[Records from a data source]

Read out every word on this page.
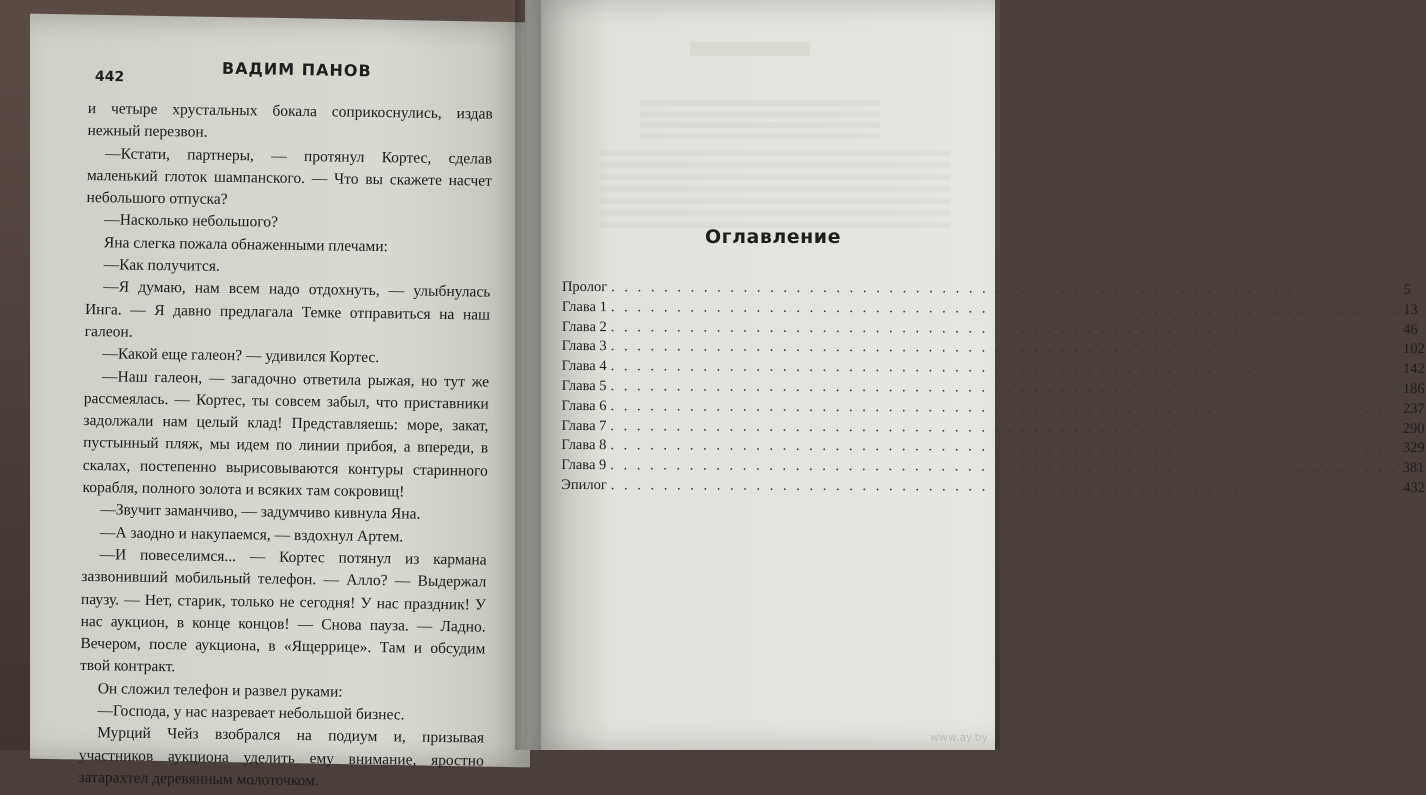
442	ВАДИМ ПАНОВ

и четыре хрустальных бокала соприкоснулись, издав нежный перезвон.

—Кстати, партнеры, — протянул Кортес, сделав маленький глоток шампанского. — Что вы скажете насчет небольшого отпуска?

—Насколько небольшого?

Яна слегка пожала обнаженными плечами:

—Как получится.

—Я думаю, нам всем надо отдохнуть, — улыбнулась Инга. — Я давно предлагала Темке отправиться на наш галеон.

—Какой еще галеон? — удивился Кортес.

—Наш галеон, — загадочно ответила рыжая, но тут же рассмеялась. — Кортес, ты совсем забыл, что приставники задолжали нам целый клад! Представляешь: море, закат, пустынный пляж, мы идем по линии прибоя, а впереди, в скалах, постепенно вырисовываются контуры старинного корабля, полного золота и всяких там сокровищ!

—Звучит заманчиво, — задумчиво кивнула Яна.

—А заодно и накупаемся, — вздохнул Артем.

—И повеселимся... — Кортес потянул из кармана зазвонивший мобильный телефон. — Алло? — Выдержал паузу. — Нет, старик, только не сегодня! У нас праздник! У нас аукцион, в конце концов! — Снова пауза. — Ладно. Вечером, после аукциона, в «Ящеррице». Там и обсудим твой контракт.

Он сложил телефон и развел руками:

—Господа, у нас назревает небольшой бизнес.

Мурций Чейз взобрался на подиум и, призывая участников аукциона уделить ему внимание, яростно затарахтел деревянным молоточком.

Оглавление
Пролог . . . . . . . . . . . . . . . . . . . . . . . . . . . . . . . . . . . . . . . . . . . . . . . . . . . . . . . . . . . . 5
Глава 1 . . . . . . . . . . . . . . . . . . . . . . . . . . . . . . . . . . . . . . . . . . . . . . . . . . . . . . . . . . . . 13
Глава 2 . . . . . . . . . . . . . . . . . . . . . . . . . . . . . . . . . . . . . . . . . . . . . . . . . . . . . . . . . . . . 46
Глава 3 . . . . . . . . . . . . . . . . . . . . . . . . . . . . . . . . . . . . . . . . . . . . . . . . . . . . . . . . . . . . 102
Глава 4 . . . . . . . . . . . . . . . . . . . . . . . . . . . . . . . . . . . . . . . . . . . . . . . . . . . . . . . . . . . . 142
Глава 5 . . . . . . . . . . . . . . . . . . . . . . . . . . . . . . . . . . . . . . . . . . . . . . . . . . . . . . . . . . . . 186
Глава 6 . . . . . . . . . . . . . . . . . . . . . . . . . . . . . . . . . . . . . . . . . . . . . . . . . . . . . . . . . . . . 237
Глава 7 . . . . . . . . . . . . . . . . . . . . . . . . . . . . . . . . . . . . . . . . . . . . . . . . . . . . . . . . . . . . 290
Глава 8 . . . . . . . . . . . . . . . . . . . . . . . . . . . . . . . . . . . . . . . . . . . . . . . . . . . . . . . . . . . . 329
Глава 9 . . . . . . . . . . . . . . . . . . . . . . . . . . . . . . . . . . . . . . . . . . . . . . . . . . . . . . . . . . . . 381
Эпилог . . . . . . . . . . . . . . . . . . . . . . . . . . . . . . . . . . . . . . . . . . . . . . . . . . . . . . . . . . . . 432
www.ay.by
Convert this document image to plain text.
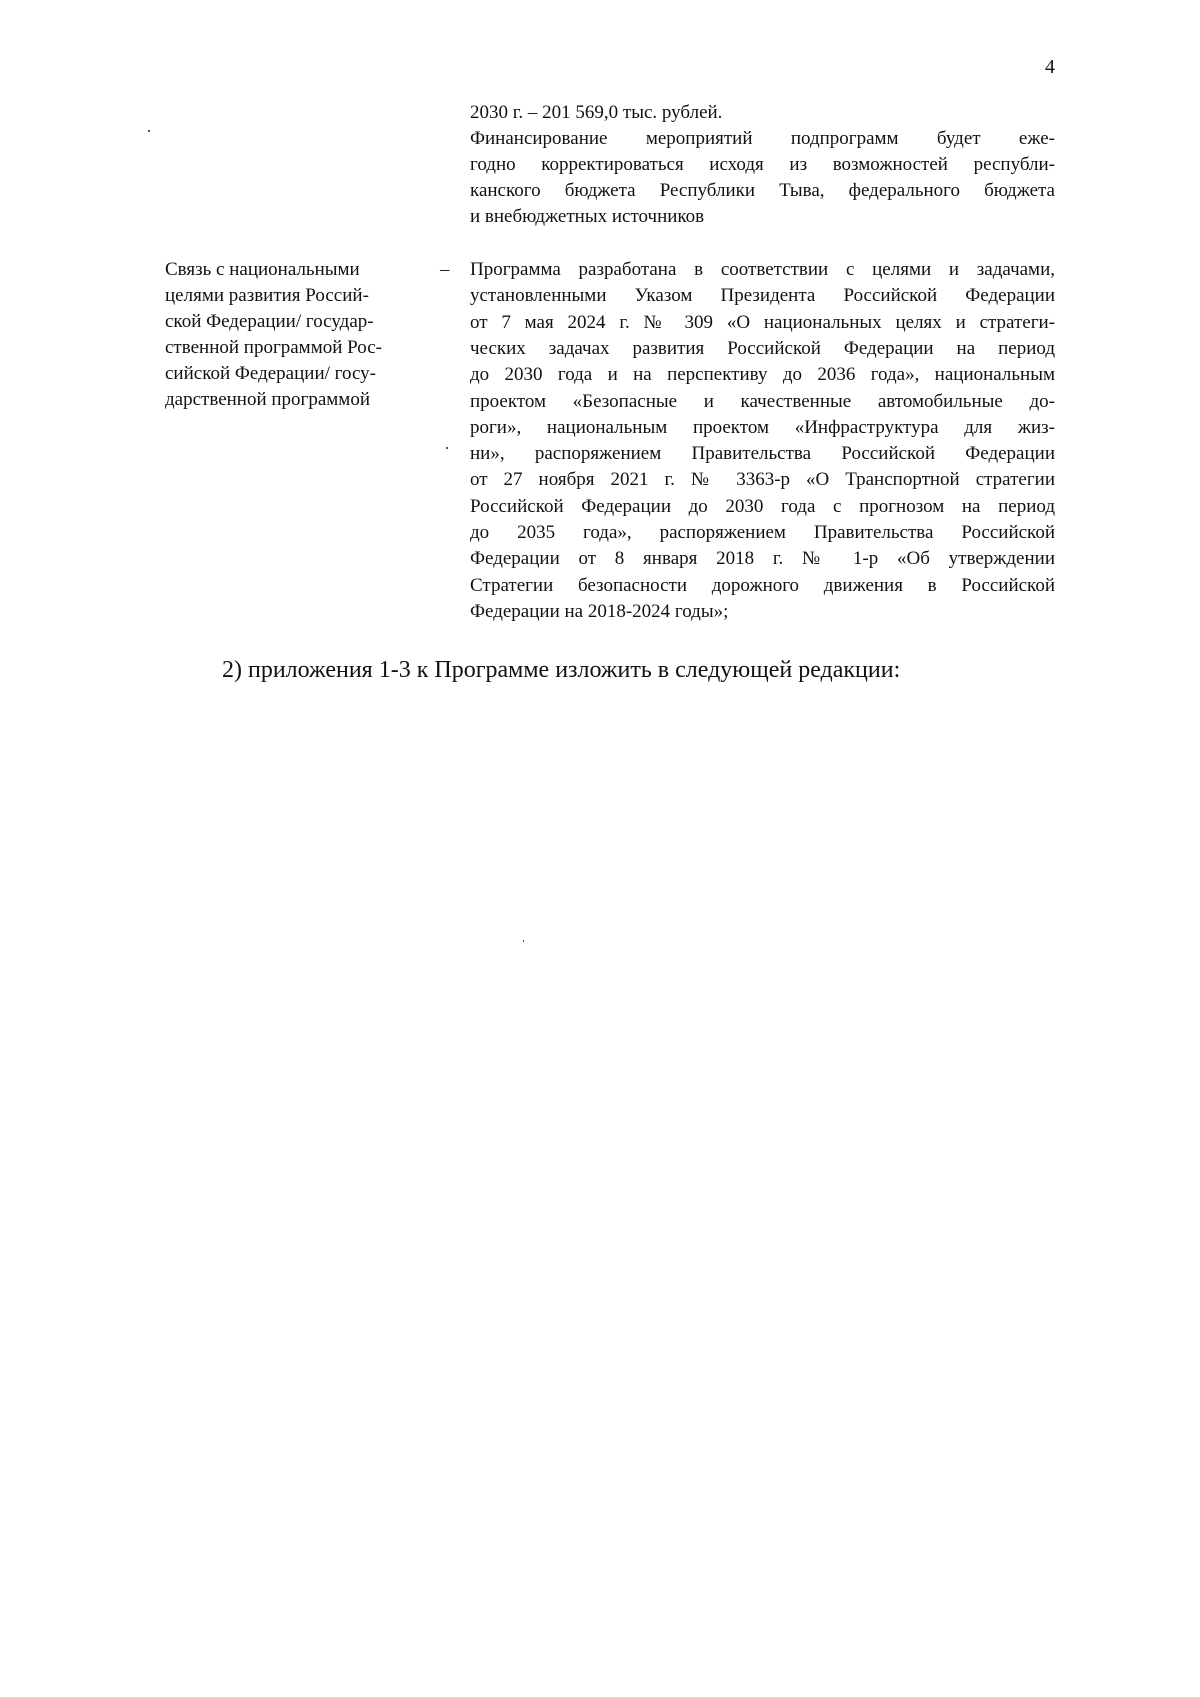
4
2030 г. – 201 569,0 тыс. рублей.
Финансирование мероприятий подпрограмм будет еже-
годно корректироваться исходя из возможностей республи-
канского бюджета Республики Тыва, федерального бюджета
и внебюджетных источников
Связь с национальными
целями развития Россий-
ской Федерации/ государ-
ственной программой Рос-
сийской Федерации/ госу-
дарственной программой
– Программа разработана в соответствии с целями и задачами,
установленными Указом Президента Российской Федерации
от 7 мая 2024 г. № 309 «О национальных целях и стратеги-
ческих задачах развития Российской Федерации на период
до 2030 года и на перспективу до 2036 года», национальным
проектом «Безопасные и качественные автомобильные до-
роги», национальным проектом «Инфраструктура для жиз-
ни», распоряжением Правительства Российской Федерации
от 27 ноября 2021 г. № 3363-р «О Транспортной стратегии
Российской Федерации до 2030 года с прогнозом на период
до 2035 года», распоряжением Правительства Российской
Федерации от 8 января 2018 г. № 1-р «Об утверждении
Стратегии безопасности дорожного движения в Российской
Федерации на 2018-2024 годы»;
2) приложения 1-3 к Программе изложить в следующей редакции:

*SET EXERCISE*.
Check each line of the records for the word "телефон" and extract those that contain it.

*FINISHED EXERCISE*.
—И повеселимся... — Кортес потянул из кармана зазвонивший мобильный телефон. — Алло? — Выдержал паузу. — Нет, старик, только не сегодня! У нас праздник! У нас аукцион, в конце концов! — Снова пауза. — Ладно. Вечером, после аукциона, в «Ящеррице». Там и обсудим твой контракт.
Он сложил телефон и развел руками:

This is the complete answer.